▸ **Provided data**:
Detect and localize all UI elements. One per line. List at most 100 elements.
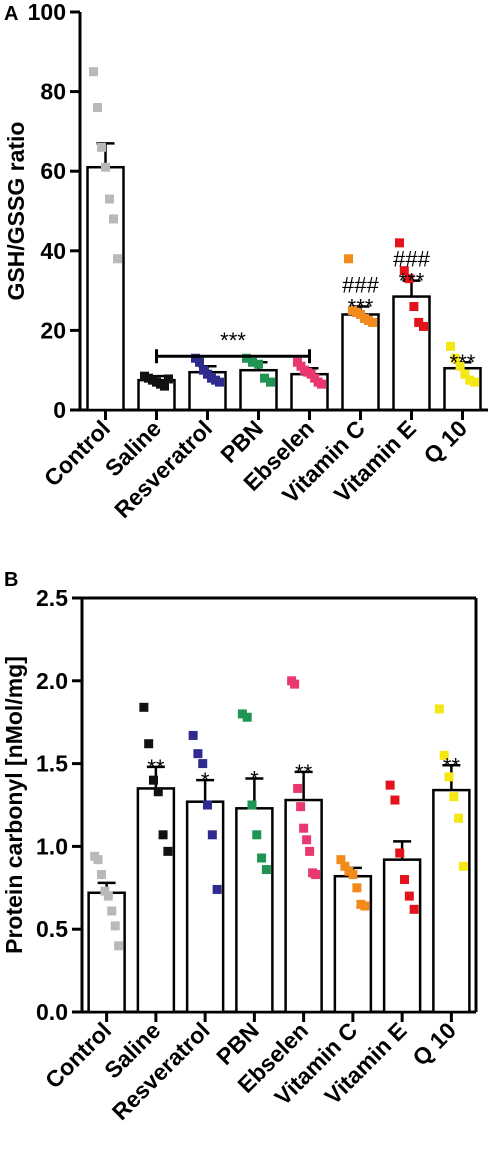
panel-a-y-axis-label: GSH/GSSG ratio: [3, 122, 29, 301]
point-vitamin-c: [340, 861, 350, 871]
point-resveratrol: [198, 759, 208, 769]
x-tick-label-control: Control: [39, 415, 115, 491]
point-saline: [164, 374, 173, 384]
point-control: [105, 194, 114, 204]
bar-control: [86, 165, 125, 412]
y-tick-label: 2.0: [36, 668, 68, 694]
point-resveratrol: [207, 830, 217, 840]
y-tick-label: 0.0: [36, 999, 68, 1025]
point-vitamin-e: [395, 848, 405, 858]
point-pbn: [252, 830, 262, 840]
bar-pbn: [239, 368, 278, 412]
point-saline: [139, 702, 149, 712]
x-tick-label-q-10: Q 10: [418, 415, 472, 469]
point-q-10: [465, 375, 475, 385]
point-vitamin-c: [336, 855, 346, 865]
significance-saline: **: [147, 755, 165, 780]
point-ebselen: [311, 870, 321, 880]
point-control: [100, 886, 110, 896]
point-pbn: [260, 373, 269, 383]
panel-b-letter: B: [4, 569, 18, 591]
panel-a-gsh-gssg-chart: A GSH/GSSG ratio 020406080100ControlSali…: [3, 0, 488, 523]
point-saline: [163, 846, 173, 856]
point-q-10: [444, 772, 454, 782]
significance-resveratrol: *: [201, 768, 210, 793]
point-vitamin-e: [395, 238, 404, 248]
point-saline: [158, 830, 168, 840]
significance-vitamin-c: ###: [342, 273, 379, 298]
point-ebselen: [296, 802, 306, 812]
y-tick-label: 1.0: [36, 833, 68, 859]
point-resveratrol: [193, 749, 203, 759]
point-control: [114, 941, 124, 951]
x-tick-label-q-10: Q 10: [407, 1017, 461, 1071]
panel-b-y-axis-label: Protein carbonyl [nMol/mg]: [1, 656, 27, 954]
point-resveratrol: [195, 357, 204, 367]
point-resveratrol: [203, 800, 213, 810]
significance-vitamin-c: ***: [348, 295, 374, 320]
point-resveratrol: [212, 884, 222, 894]
y-tick-label: 0: [53, 397, 66, 423]
significance-ebselen: **: [295, 760, 313, 785]
point-q-10: [439, 750, 449, 760]
point-q-10: [434, 704, 444, 714]
panel-b-plot: 0.00.51.01.52.02.5Control**Saline*Resver…: [36, 585, 478, 1125]
bar-control: [87, 891, 126, 1014]
panel-a-plot: 020406080100ControlSalineResveratrolPBNE…: [28, 0, 488, 523]
point-control: [97, 142, 106, 152]
point-q-10: [458, 861, 468, 871]
point-saline: [153, 787, 163, 797]
point-saline: [144, 739, 154, 749]
y-tick-label: 80: [40, 79, 66, 105]
point-vitamin-e: [390, 795, 400, 805]
point-control: [113, 254, 122, 264]
point-vitamin-e: [400, 875, 410, 885]
bar-vitamin-c: [333, 874, 373, 1014]
bar-vitamin-e: [392, 295, 431, 412]
point-pbn: [266, 377, 275, 387]
point-pbn: [242, 712, 252, 722]
y-tick-label: 100: [28, 0, 66, 25]
y-tick-label: 2.5: [36, 585, 68, 611]
point-saline: [160, 381, 169, 391]
y-tick-label: 60: [40, 158, 66, 184]
point-vitamin-e: [409, 904, 419, 914]
significance-vitamin-e: ***: [399, 269, 425, 294]
point-control: [101, 162, 110, 172]
point-vitamin-c: [360, 901, 370, 911]
point-ebselen: [302, 835, 312, 845]
point-q-10: [460, 369, 470, 379]
point-vitamin-e: [414, 317, 424, 327]
point-control: [107, 906, 117, 916]
point-q-10: [450, 353, 460, 363]
point-ebselen: [293, 783, 303, 793]
panel-b-protein-carbonyl-chart: B Protein carbonyl [nMol/mg] 0.0 0.5 1.0 1.…: [1, 569, 478, 1125]
point-control: [93, 855, 103, 865]
point-q-10: [454, 813, 464, 823]
point-pbn: [257, 853, 267, 863]
point-vitamin-c: [368, 317, 377, 327]
point-control: [110, 921, 120, 931]
bar-vitamin-c: [341, 313, 380, 412]
y-tick-label: 20: [40, 317, 66, 343]
point-vitamin-c: [344, 254, 353, 264]
point-control: [103, 891, 113, 901]
point-vitamin-e: [399, 266, 409, 276]
point-saline: [148, 775, 158, 785]
point-pbn: [242, 353, 251, 363]
point-q-10: [470, 377, 479, 387]
y-tick-label: 40: [40, 238, 66, 264]
point-vitamin-e: [409, 302, 419, 312]
point-control: [109, 214, 118, 224]
bar-q-10: [432, 788, 471, 1014]
point-ebselen: [290, 679, 300, 689]
y-tick-label: 0.5: [36, 916, 68, 942]
point-resveratrol: [215, 377, 224, 387]
panel-a-letter: A: [4, 3, 18, 25]
point-q-10: [449, 792, 459, 802]
point-control: [96, 870, 106, 880]
point-ebselen: [299, 823, 309, 833]
point-vitamin-c: [348, 870, 358, 880]
point-ebselen: [317, 379, 326, 389]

▸ **How to complete this task**: Output, exactly, all the records above; include no pictures.

▸ **Expected answer**:
Detect and localize all UI elements. One per line. List at most 100 elements.
panel-a-y-axis-label: GSH/GSSG ratio: [3, 122, 29, 301]
point-vitamin-c: [340, 861, 350, 871]
point-resveratrol: [198, 759, 208, 769]
x-tick-label-control: Control: [39, 415, 115, 491]
point-saline: [164, 374, 173, 384]
point-control: [105, 194, 114, 204]
bar-control: [86, 165, 125, 412]
y-tick-label: 2.0: [36, 668, 68, 694]
point-resveratrol: [207, 830, 217, 840]
y-tick-label: 0.0: [36, 999, 68, 1025]
point-vitamin-e: [395, 848, 405, 858]
point-pbn: [252, 830, 262, 840]
bar-pbn: [239, 368, 278, 412]
point-saline: [139, 702, 149, 712]
x-tick-label-q-10: Q 10: [418, 415, 472, 469]
point-q-10: [465, 375, 475, 385]
point-vitamin-c: [336, 855, 346, 865]
significance-saline: **: [147, 755, 165, 780]
point-ebselen: [311, 870, 321, 880]
point-control: [100, 886, 110, 896]
point-pbn: [260, 373, 269, 383]
panel-b-letter: B: [4, 569, 18, 591]
panel-a-gsh-gssg-chart: A GSH/GSSG ratio 020406080100ControlSali…: [3, 0, 488, 523]
point-saline: [163, 846, 173, 856]
point-q-10: [444, 772, 454, 782]
significance-resveratrol: *: [201, 768, 210, 793]
point-vitamin-e: [395, 238, 404, 248]
point-saline: [158, 830, 168, 840]
significance-vitamin-c: ###: [342, 273, 379, 298]
point-ebselen: [296, 802, 306, 812]
y-tick-label: 1.0: [36, 833, 68, 859]
point-resveratrol: [193, 749, 203, 759]
point-control: [114, 941, 124, 951]
x-tick-label-q-10: Q 10: [407, 1017, 461, 1071]
panel-b-y-axis-label: Protein carbonyl [nMol/mg]: [1, 656, 27, 954]
point-resveratrol: [195, 357, 204, 367]
point-resveratrol: [203, 800, 213, 810]
significance-vitamin-c: ***: [348, 295, 374, 320]
point-resveratrol: [212, 884, 222, 894]
y-tick-label: 0: [53, 397, 66, 423]
significance-ebselen: **: [295, 760, 313, 785]
point-q-10: [439, 750, 449, 760]
point-q-10: [434, 704, 444, 714]
panel-b-plot: 0.00.51.01.52.02.5Control**Saline*Resver…: [36, 585, 478, 1125]
bar-control: [87, 891, 126, 1014]
panel-a-plot: 020406080100ControlSalineResveratrolPBNE…: [28, 0, 488, 523]
point-control: [97, 142, 106, 152]
point-q-10: [458, 861, 468, 871]
point-saline: [153, 787, 163, 797]
point-saline: [144, 739, 154, 749]
y-tick-label: 80: [40, 79, 66, 105]
point-vitamin-e: [390, 795, 400, 805]
point-control: [113, 254, 122, 264]
point-vitamin-e: [400, 875, 410, 885]
bar-vitamin-c: [333, 874, 373, 1014]
bar-vitamin-e: [392, 295, 431, 412]
point-pbn: [266, 377, 275, 387]
point-pbn: [242, 712, 252, 722]
y-tick-label: 100: [28, 0, 66, 25]
y-tick-label: 2.5: [36, 585, 68, 611]
point-saline: [160, 381, 169, 391]
y-tick-label: 60: [40, 158, 66, 184]
point-vitamin-e: [409, 904, 419, 914]
significance-vitamin-e: ***: [399, 269, 425, 294]
point-control: [101, 162, 110, 172]
point-vitamin-c: [360, 901, 370, 911]
point-ebselen: [302, 835, 312, 845]
point-q-10: [460, 369, 470, 379]
point-vitamin-e: [414, 317, 424, 327]
point-control: [107, 906, 117, 916]
point-q-10: [450, 353, 460, 363]
point-ebselen: [293, 783, 303, 793]
panel-b-protein-carbonyl-chart: B Protein carbonyl [nMol/mg] 0.0 0.5 1.0 1.…: [1, 569, 478, 1125]
point-control: [93, 855, 103, 865]
point-q-10: [454, 813, 464, 823]
point-pbn: [257, 853, 267, 863]
point-vitamin-c: [368, 317, 377, 327]
point-control: [110, 921, 120, 931]
bar-vitamin-c: [341, 313, 380, 412]
y-tick-label: 20: [40, 317, 66, 343]
point-vitamin-c: [344, 254, 353, 264]
point-control: [103, 891, 113, 901]
point-vitamin-e: [399, 266, 409, 276]
point-saline: [148, 775, 158, 785]
point-pbn: [242, 353, 251, 363]
point-q-10: [470, 377, 479, 387]
y-tick-label: 40: [40, 238, 66, 264]
point-vitamin-e: [409, 302, 419, 312]
point-control: [109, 214, 118, 224]
bar-q-10: [432, 788, 471, 1014]
point-ebselen: [290, 679, 300, 689]
y-tick-label: 0.5: [36, 916, 68, 942]
point-resveratrol: [215, 377, 224, 387]
panel-a-letter: A: [4, 3, 18, 25]
point-q-10: [449, 792, 459, 802]
point-control: [96, 870, 106, 880]
point-ebselen: [299, 823, 309, 833]
point-vitamin-c: [348, 870, 358, 880]
point-ebselen: [317, 379, 326, 389]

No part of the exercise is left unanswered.